======== Texto de origem ========
Uma falha que ficou escondida por mais de cinco anos abalou a confiança na Coldcard, uma das carteiras físicas de bitcoin (BTC) mais conhecidas entre usuários de autocustódia (quando você mesmo guarda suas chaves, sem depender de corretora). O problema atingiu justamente a criação das frases-semente, que funcionam como a senha principal da carteira.
O que aconteceu: investigações de pesquisadores da Block, divulgadas pela fabricante Coinkite, apontam que uma mudança feita em março de 2021 levou certos modelos da Coldcard a usar um PRNG (gerador pseudoaleatório) previsível no lugar do TRNG (gerador de números realmente aleatórios) do hardware. Na prática, isso reduziu a entropia, ou seja, a quantidade de aleatoriedade usada para criar as chaves privadas.
Em números: a Galaxy Research estima que a falha já tenha sido explorada em várias ondas coordenadas de ataque, com roubo de cerca de 1.367 BTC, avaliados em aproximadamente US$ 88 milhões (aprox. R$ 484 milhões), espalhados por mais de 4.500 endereços. Pesquisadores também encontraram padrões automatizados nas transações, sinal de que os invasores já tinham as chaves necessárias no momento em que moveram os recursos.
======== Dados de origem ========
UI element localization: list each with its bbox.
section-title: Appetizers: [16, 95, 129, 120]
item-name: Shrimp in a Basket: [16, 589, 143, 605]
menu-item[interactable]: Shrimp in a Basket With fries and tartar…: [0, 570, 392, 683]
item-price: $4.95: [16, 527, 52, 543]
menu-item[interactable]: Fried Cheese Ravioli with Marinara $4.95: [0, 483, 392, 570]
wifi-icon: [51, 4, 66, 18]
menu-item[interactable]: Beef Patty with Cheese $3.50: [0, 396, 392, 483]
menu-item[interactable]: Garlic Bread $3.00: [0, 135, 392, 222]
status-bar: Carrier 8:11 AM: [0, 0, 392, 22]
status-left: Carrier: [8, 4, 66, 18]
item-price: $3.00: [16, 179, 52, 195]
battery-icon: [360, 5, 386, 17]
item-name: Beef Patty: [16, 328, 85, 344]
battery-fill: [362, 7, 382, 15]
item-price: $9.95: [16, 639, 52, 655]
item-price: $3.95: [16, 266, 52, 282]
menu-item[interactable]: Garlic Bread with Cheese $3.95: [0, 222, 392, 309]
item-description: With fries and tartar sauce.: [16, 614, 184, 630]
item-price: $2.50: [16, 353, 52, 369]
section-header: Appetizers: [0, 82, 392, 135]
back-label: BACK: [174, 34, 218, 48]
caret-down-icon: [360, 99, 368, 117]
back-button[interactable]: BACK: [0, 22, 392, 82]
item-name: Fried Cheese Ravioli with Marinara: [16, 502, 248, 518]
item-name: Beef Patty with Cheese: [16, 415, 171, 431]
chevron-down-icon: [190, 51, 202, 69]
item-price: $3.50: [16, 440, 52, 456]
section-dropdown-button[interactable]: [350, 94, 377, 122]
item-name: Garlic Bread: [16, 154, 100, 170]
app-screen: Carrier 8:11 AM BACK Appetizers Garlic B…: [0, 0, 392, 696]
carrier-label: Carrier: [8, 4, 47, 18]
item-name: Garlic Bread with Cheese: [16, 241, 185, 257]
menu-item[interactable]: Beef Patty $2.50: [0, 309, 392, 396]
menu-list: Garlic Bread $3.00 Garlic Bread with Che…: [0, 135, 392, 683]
========
> **Usando as informações**
**1.** Indique se cada afirmação abaixo está de acordo com o texto sobre a falha da Coldcard, respondendo sim ou não e citando literalmente as palavras do texto que decidem a questão. (a) A mudança que originou a falha foi feita em março de 2021. (b) As investigações sobre a falha foram conduzidas por pesquisadores da Galaxy Research. (c) Os bitcoins roubados estavam espalhados por mais de 4.500 endereços.
**2.** Prossiga com o texto sobre a falha da Coldcard, começando logo após a última frase apresentada.

> **Respostas por tarefa**
**1.**
(a) Sim: "uma mudança feita em março de 2021".
(b) Não: "investigações de pesquisadores da Block".
(c) Sim: "espalhados por mais de 4.500 endereços".

**2.**
No Brasil: um levantamento da Chainalysis colocou Canadá e Brasil entre os países mais vulneráveis a essa fragilidade. A empresa afirmou que os detentores de BTC no Canadá concentram 25% das perdas atribuíveis, e citou ainda Austrália, Estados Unidos e Tailândia entre os países com perdas relevantes.
Para quem guarda cripto por conta própria no Brasil, o caso mostra que até carteiras offline podem falhar se houver problema na geração das chaves.
A gravidade do episódio está no tipo de ataque. Não se trata de phishing (golpe para roubar dados), invasão de exchange ou malware no computador da vítima. Segundo as investigações, os criminosos exploraram uma fraqueza estrutural no processo de criação das chaves e, com isso, conseguiram reconstruir seeds (frases-semente) potencialmente comprometidas e assumir o controle dos bitcoins guardados nelas.